Question

arrange the following in increasing order of ionic radii : n3-, o2-, na+ , al3+, mg2+

Answer 1

Since all these ions have 10 electrons in their shell therefore these are isoelectronic speicies

The more + the charge, the smaller the ionic radius. Remember that - means adding electrons. These electrons go in the outermost shells. Also, when an atom loses electrons, it clings ever more tightly to the ones it has left, further reducing the ionic radius. therefore the order of ionic radii will be →

AL3+ Mg2+ Na+ F- O2- N3- (increasing order)

Thanks

Answer 2

Answer:  $Al^{3+}$< $Mg^{2+}$ < $Na^{+}$ < $O^{2-}$ < $N^{3-}$

Explanation:

Isoelectronic specie are defined as the molecules which have the same number of electrons.

Atomic number of nitrogen is 7 and thus has 7 electrons.$N^{3-}$ is formed by gain of 3  electrons and thus has 10 electrons.

Atomic number of oxygen is 8 and thus has 8 electrons. $O^{2-}$  is formed by gain of 2 electrons and thus has 10 electrons.

Atomic number of sodium is 11 and thus has 11 electrons. $Na^{+}$  is formed by loss of 1 electron and thus has 10 electrons.

# [Data provided]

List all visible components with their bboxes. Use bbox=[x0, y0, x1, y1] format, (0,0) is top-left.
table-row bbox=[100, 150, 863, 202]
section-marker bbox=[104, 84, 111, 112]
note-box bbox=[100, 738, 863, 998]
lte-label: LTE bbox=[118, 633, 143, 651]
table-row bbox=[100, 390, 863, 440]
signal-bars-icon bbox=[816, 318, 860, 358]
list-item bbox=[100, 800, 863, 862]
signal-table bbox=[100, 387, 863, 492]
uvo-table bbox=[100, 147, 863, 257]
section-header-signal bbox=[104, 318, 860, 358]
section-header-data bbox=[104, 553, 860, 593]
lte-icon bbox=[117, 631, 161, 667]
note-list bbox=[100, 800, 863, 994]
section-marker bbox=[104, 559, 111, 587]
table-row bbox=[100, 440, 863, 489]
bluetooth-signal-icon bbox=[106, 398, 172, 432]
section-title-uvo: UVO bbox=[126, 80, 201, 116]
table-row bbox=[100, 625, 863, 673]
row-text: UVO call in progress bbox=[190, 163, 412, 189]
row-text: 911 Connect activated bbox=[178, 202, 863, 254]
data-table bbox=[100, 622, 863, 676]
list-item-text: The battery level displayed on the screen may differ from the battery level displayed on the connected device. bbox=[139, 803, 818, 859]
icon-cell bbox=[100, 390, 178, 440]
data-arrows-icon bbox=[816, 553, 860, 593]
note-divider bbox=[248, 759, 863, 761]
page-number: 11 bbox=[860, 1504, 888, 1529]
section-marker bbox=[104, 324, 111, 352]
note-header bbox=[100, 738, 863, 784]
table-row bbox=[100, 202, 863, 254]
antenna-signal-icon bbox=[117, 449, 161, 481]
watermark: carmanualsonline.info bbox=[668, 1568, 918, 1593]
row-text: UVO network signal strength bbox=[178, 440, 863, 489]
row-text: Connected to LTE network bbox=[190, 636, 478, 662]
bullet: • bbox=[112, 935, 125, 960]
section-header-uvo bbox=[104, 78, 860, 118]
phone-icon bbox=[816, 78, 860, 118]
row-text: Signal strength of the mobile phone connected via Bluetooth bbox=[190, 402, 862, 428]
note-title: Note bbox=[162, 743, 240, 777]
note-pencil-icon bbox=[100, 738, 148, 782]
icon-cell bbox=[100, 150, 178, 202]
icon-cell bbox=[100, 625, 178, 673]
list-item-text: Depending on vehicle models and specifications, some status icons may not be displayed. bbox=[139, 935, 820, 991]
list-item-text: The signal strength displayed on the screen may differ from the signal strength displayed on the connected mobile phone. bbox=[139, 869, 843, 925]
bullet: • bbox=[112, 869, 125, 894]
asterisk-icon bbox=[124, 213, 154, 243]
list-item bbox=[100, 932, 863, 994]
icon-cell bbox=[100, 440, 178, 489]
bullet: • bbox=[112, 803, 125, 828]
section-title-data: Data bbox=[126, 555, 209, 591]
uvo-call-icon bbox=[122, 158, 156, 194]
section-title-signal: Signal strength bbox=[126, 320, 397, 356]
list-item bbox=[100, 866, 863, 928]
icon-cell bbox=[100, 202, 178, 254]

# [Exercise instructions]
a) In the ionic radii thread, what reason does it give for O2- having 10 electrons? Please answer in one to three sentences.
b) In the records, switch "table-row" to "grid-row", starting at the first line and ending at the line containing "section-marker bbox=[104, 559, 111, 587]". Output only those lines, with everything else unchanged.

# [Response list]
a) Oxygen has atomic number 8, so it has 8 electrons. O2- forms when it gains 2 electrons, which brings the total to 10.

b)
List all visible components with their bboxes. Use bbox=[x0, y0, x1, y1] format, (0,0) is top-left.
grid-row bbox=[100, 150, 863, 202]
section-marker bbox=[104, 84, 111, 112]
note-box bbox=[100, 738, 863, 998]
lte-label: LTE bbox=[118, 633, 143, 651]
grid-row bbox=[100, 390, 863, 440]
signal-bars-icon bbox=[816, 318, 860, 358]
list-item bbox=[100, 800, 863, 862]
signal-table bbox=[100, 387, 863, 492]
uvo-table bbox=[100, 147, 863, 257]
section-header-signal bbox=[104, 318, 860, 358]
section-header-data bbox=[104, 553, 860, 593]
lte-icon bbox=[117, 631, 161, 667]
note-list bbox=[100, 800, 863, 994]
section-marker bbox=[104, 559, 111, 587]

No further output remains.